--- SUPPLIED MATERIAL ---

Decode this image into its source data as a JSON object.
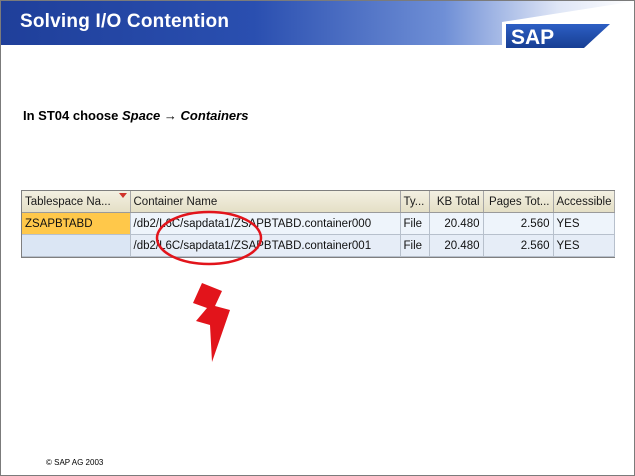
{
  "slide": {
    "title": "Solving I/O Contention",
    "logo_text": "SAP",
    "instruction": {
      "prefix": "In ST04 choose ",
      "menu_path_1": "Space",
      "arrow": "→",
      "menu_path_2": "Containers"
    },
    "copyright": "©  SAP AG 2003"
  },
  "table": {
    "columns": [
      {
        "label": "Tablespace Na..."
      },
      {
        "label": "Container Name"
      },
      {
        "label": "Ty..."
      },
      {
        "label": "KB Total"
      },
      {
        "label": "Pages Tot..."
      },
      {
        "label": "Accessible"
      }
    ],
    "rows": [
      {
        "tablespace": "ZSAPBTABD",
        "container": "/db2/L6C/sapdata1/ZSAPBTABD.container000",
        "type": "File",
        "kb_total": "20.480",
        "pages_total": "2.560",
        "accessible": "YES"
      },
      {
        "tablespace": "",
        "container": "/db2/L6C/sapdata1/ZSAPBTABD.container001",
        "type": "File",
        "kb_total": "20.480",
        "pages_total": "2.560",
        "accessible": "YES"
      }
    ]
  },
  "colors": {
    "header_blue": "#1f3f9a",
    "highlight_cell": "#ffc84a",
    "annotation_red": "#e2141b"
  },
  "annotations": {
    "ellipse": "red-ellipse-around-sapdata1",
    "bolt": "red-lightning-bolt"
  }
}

---

Select the lines that carry the string "label" and copy them.

        "label": "Tablespace Na..."
        "label": "Container Name"
        "label": "Ty..."
        "label": "KB Total"
        "label": "Pages Tot..."
        "label": "Accessible"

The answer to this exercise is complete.